EXERCISE INPUT:
________________

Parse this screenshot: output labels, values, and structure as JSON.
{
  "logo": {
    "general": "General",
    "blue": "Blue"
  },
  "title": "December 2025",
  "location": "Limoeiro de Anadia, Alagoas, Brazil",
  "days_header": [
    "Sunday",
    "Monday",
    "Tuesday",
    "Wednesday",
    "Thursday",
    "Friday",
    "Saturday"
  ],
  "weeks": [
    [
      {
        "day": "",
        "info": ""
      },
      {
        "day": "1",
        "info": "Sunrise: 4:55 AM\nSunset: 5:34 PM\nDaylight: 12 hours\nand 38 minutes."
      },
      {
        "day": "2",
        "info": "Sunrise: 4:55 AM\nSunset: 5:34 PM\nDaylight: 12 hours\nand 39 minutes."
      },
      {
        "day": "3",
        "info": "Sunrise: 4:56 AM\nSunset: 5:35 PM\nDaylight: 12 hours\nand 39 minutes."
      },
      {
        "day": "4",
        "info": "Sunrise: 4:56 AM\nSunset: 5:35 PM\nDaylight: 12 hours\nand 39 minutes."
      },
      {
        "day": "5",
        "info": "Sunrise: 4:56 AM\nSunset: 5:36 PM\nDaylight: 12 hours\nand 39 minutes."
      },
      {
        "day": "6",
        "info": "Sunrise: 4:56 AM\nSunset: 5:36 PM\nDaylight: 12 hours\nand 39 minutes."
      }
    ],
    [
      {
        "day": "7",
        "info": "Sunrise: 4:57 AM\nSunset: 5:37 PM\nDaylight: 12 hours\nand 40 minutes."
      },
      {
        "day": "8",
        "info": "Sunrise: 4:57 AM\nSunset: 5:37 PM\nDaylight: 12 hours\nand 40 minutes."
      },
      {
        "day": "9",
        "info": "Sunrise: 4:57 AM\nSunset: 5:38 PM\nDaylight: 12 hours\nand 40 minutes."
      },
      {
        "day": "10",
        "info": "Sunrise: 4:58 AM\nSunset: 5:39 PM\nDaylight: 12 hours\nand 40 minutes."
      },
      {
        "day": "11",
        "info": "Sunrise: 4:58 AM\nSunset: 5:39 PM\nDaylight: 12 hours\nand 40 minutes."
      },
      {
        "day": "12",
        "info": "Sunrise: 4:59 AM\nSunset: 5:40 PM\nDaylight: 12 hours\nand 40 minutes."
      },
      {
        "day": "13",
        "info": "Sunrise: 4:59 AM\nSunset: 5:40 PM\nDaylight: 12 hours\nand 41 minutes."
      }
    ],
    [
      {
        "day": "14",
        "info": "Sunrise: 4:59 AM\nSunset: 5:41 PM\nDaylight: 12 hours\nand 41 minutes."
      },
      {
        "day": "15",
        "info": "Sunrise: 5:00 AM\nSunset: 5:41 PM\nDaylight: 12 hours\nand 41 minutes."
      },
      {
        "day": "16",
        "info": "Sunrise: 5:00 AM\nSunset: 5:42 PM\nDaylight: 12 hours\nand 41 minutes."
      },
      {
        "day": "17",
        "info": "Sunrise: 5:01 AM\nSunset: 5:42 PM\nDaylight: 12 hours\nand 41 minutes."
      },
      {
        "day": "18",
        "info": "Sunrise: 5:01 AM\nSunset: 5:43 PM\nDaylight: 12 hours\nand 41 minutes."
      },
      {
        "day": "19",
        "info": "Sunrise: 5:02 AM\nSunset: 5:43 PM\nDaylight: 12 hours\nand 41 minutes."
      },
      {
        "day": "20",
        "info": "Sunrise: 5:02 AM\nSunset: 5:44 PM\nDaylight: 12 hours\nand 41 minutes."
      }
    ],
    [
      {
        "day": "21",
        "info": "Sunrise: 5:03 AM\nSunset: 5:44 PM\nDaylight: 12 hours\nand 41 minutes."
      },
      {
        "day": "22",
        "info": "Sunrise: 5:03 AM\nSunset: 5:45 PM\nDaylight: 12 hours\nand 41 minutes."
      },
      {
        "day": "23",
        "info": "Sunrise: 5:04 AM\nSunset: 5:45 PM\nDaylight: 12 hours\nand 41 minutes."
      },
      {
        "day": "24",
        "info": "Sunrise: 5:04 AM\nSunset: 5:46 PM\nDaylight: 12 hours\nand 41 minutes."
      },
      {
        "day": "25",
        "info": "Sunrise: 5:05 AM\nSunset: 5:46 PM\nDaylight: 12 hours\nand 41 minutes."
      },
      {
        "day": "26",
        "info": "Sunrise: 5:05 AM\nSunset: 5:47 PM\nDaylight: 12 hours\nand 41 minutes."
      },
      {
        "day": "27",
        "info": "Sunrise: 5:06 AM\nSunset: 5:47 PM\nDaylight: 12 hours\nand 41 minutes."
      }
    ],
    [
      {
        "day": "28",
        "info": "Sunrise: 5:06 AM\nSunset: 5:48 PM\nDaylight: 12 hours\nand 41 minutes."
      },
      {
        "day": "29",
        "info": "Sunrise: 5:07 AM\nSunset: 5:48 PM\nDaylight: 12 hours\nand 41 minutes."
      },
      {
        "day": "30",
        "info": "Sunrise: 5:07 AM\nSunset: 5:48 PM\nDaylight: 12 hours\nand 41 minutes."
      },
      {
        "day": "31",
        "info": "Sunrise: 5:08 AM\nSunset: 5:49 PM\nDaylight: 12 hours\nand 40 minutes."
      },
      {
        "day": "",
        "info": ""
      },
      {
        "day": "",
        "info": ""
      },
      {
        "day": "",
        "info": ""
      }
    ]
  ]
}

________________

YOUR INSTRUCTIONS:
Write an exact transcription of every entry above.

RESPONSE BELOW:
Parse this screenshot: output labels, values, and structure as JSON.
{
  "logo": {
    "general": "General",
    "blue": "Blue"
  },
  "title": "December 2025",
  "location": "Limoeiro de Anadia, Alagoas, Brazil",
  "days_header": [
    "Sunday",
    "Monday",
    "Tuesday",
    "Wednesday",
    "Thursday",
    "Friday",
    "Saturday"
  ],
  "weeks": [
    [
      {
        "day": "",
        "info": ""
      },
      {
        "day": "1",
        "info": "Sunrise: 4:55 AM\nSunset: 5:34 PM\nDaylight: 12 hours\nand 38 minutes."
      },
      {
        "day": "2",
        "info": "Sunrise: 4:55 AM\nSunset: 5:34 PM\nDaylight: 12 hours\nand 39 minutes."
      },
      {
        "day": "3",
        "info": "Sunrise: 4:56 AM\nSunset: 5:35 PM\nDaylight: 12 hours\nand 39 minutes."
      },
      {
        "day": "4",
        "info": "Sunrise: 4:56 AM\nSunset: 5:35 PM\nDaylight: 12 hours\nand 39 minutes."
      },
      {
        "day": "5",
        "info": "Sunrise: 4:56 AM\nSunset: 5:36 PM\nDaylight: 12 hours\nand 39 minutes."
      },
      {
        "day": "6",
        "info": "Sunrise: 4:56 AM\nSunset: 5:36 PM\nDaylight: 12 hours\nand 39 minutes."
      }
    ],
    [
      {
        "day": "7",
        "info": "Sunrise: 4:57 AM\nSunset: 5:37 PM\nDaylight: 12 hours\nand 40 minutes."
      },
      {
        "day": "8",
        "info": "Sunrise: 4:57 AM\nSunset: 5:37 PM\nDaylight: 12 hours\nand 40 minutes."
      },
      {
        "day": "9",
        "info": "Sunrise: 4:57 AM\nSunset: 5:38 PM\nDaylight: 12 hours\nand 40 minutes."
      },
      {
        "day": "10",
        "info": "Sunrise: 4:58 AM\nSunset: 5:39 PM\nDaylight: 12 hours\nand 40 minutes."
      },
      {
        "day": "11",
        "info": "Sunrise: 4:58 AM\nSunset: 5:39 PM\nDaylight: 12 hours\nand 40 minutes."
      },
      {
        "day": "12",
        "info": "Sunrise: 4:59 AM\nSunset: 5:40 PM\nDaylight: 12 hours\nand 40 minutes."
      },
      {
        "day": "13",
        "info": "Sunrise: 4:59 AM\nSunset: 5:40 PM\nDaylight: 12 hours\nand 41 minutes."
      }
    ],
    [
      {
        "day": "14",
        "info": "Sunrise: 4:59 AM\nSunset: 5:41 PM\nDaylight: 12 hours\nand 41 minutes."
      },
      {
        "day": "15",
        "info": "Sunrise: 5:00 AM\nSunset: 5:41 PM\nDaylight: 12 hours\nand 41 minutes."
      },
      {
        "day": "16",
        "info": "Sunrise: 5:00 AM\nSunset: 5:42 PM\nDaylight: 12 hours\nand 41 minutes."
      },
      {
        "day": "17",
        "info": "Sunrise: 5:01 AM\nSunset: 5:42 PM\nDaylight: 12 hours\nand 41 minutes."
      },
      {
        "day": "18",
        "info": "Sunrise: 5:01 AM\nSunset: 5:43 PM\nDaylight: 12 hours\nand 41 minutes."
      },
      {
        "day": "19",
        "info": "Sunrise: 5:02 AM\nSunset: 5:43 PM\nDaylight: 12 hours\nand 41 minutes."
      },
      {
        "day": "20",
        "info": "Sunrise: 5:02 AM\nSunset: 5:44 PM\nDaylight: 12 hours\nand 41 minutes."
      }
    ],
    [
      {
        "day": "21",
        "info": "Sunrise: 5:03 AM\nSunset: 5:44 PM\nDaylight: 12 hours\nand 41 minutes."
      },
      {
        "day": "22",
        "info": "Sunrise: 5:03 AM\nSunset: 5:45 PM\nDaylight: 12 hours\nand 41 minutes."
      },
      {
        "day": "23",
        "info": "Sunrise: 5:04 AM\nSunset: 5:45 PM\nDaylight: 12 hours\nand 41 minutes."
      },
      {
        "day": "24",
        "info": "Sunrise: 5:04 AM\nSunset: 5:46 PM\nDaylight: 12 hours\nand 41 minutes."
      },
      {
        "day": "25",
        "info": "Sunrise: 5:05 AM\nSunset: 5:46 PM\nDaylight: 12 hours\nand 41 minutes."
      },
      {
        "day": "26",
        "info": "Sunrise: 5:05 AM\nSunset: 5:47 PM\nDaylight: 12 hours\nand 41 minutes."
      },
      {
        "day": "27",
        "info": "Sunrise: 5:06 AM\nSunset: 5:47 PM\nDaylight: 12 hours\nand 41 minutes."
      }
    ],
    [
      {
        "day": "28",
        "info": "Sunrise: 5:06 AM\nSunset: 5:48 PM\nDaylight: 12 hours\nand 41 minutes."
      },
      {
        "day": "29",
        "info": "Sunrise: 5:07 AM\nSunset: 5:48 PM\nDaylight: 12 hours\nand 41 minutes."
      },
      {
        "day": "30",
        "info": "Sunrise: 5:07 AM\nSunset: 5:48 PM\nDaylight: 12 hours\nand 41 minutes."
      },
      {
        "day": "31",
        "info": "Sunrise: 5:08 AM\nSunset: 5:49 PM\nDaylight: 12 hours\nand 40 minutes."
      },
      {
        "day": "",
        "info": ""
      },
      {
        "day": "",
        "info": ""
      },
      {
        "day": "",
        "info": ""
      }
    ]
  ]
}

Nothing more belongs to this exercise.